SET PROBLEM
Answer with the number of lines in the listing below that contain the word "this", and nothing else.

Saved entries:

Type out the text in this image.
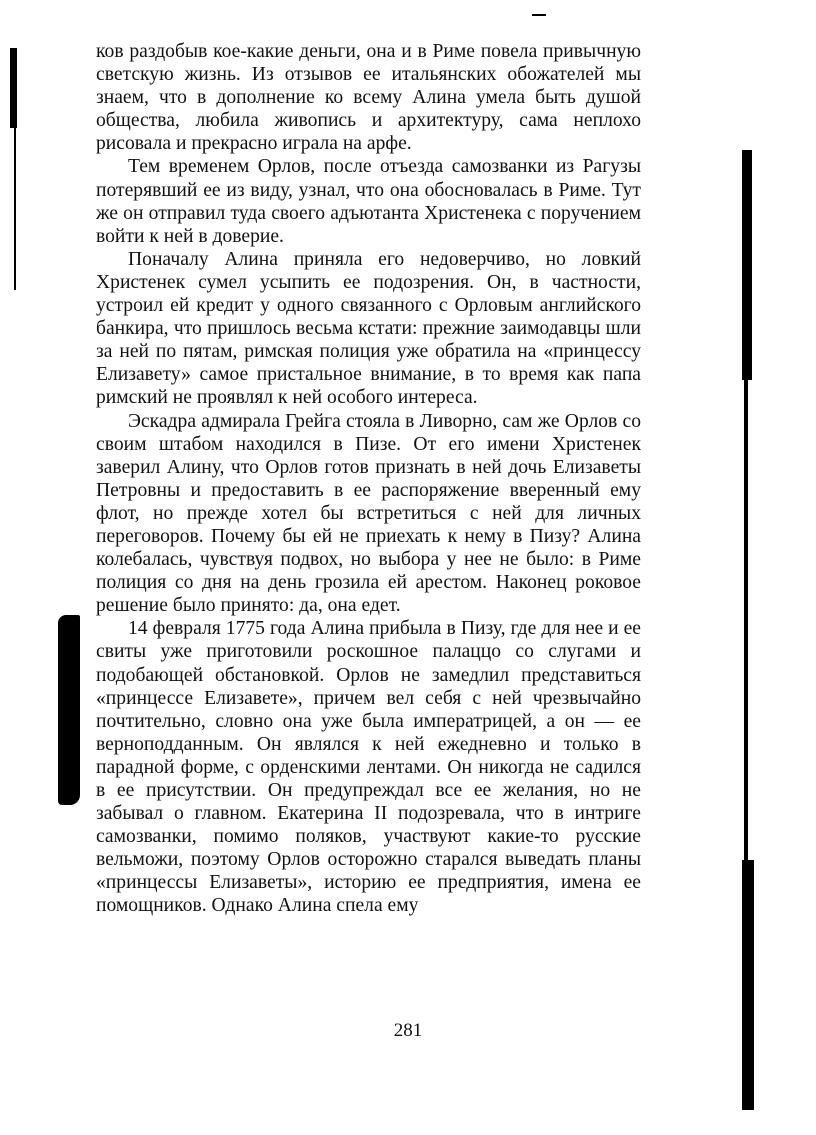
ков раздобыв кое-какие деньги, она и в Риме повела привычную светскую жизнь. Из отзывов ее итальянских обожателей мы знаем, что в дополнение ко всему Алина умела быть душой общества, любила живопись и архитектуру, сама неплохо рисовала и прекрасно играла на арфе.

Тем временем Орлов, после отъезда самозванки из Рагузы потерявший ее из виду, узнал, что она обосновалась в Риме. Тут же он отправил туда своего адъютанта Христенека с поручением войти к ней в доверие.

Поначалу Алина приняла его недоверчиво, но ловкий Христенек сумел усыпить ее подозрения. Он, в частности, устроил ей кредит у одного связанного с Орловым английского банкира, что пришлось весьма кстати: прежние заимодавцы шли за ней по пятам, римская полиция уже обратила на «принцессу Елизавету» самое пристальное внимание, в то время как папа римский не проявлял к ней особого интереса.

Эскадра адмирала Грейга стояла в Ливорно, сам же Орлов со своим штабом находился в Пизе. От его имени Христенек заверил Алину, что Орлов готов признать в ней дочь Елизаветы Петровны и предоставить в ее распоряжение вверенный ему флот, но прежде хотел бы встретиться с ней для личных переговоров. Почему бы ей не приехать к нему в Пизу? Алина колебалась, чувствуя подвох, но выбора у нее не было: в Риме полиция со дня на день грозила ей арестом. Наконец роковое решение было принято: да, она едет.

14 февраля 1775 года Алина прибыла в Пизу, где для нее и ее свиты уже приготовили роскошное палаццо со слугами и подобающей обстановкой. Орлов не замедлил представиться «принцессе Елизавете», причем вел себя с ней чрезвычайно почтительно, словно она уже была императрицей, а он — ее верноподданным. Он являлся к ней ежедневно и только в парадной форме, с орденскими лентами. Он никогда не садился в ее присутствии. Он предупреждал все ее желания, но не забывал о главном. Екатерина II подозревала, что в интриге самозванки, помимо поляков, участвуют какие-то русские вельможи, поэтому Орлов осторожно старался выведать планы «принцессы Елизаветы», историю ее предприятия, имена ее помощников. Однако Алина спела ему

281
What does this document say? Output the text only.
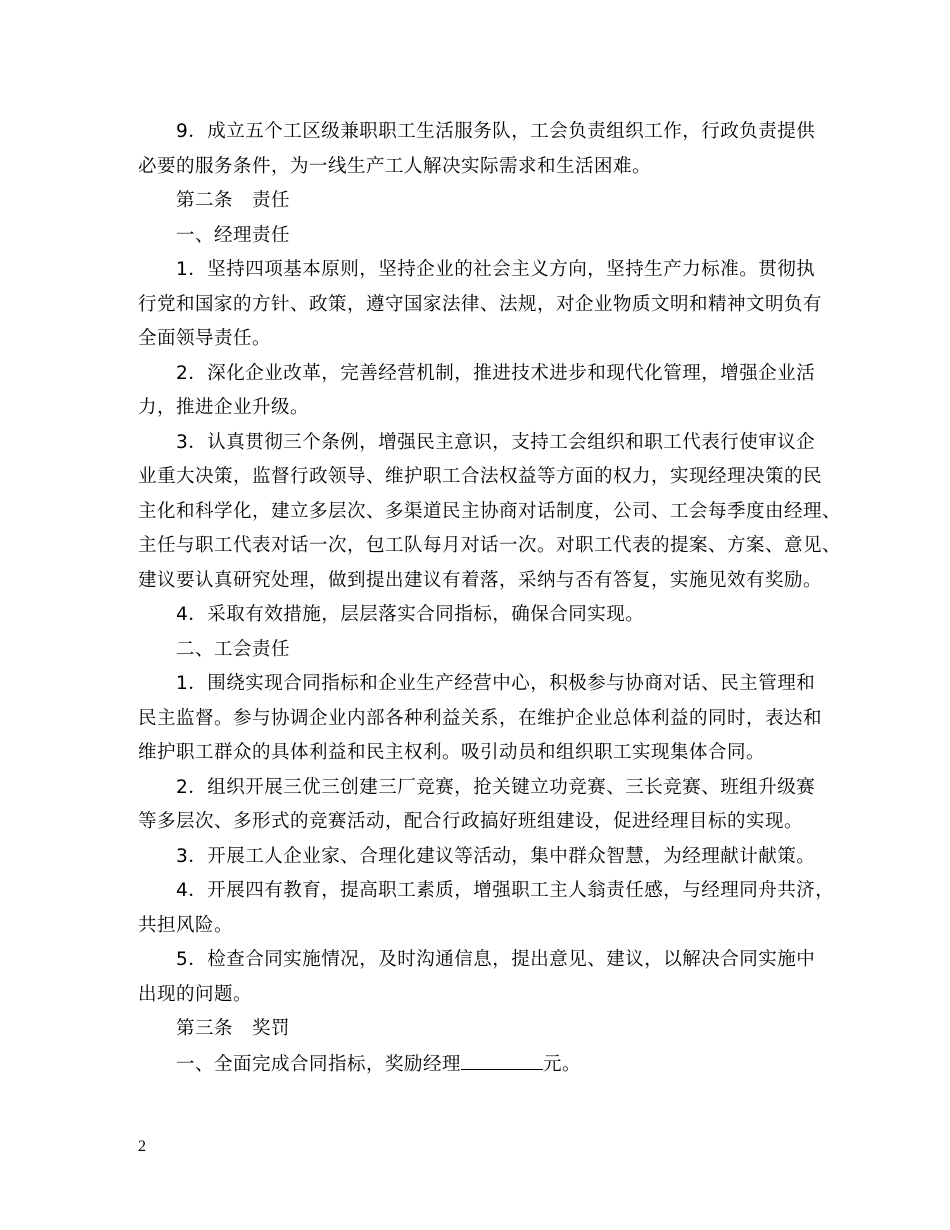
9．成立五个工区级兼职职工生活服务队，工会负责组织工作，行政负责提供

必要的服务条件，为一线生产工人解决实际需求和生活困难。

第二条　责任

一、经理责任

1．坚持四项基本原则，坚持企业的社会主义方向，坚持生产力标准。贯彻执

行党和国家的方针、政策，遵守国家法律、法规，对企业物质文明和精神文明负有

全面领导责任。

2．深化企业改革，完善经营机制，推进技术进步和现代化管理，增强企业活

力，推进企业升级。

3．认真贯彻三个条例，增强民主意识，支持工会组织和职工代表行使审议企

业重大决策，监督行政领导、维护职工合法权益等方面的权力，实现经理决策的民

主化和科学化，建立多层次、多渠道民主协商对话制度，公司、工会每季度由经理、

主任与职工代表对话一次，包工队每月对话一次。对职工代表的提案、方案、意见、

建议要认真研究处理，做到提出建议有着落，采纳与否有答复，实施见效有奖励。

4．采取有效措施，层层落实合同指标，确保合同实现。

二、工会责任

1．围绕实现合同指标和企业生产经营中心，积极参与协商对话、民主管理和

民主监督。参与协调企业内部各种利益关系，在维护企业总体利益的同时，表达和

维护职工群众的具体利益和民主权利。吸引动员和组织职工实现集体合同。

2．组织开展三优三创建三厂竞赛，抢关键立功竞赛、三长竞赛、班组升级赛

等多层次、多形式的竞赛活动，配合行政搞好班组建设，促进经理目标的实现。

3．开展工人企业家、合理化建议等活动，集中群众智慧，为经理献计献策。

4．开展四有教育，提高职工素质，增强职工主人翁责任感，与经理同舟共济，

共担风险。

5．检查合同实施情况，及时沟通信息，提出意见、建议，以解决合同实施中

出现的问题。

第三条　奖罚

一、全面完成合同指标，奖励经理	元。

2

SOLUTION TO THE PROBLEM
2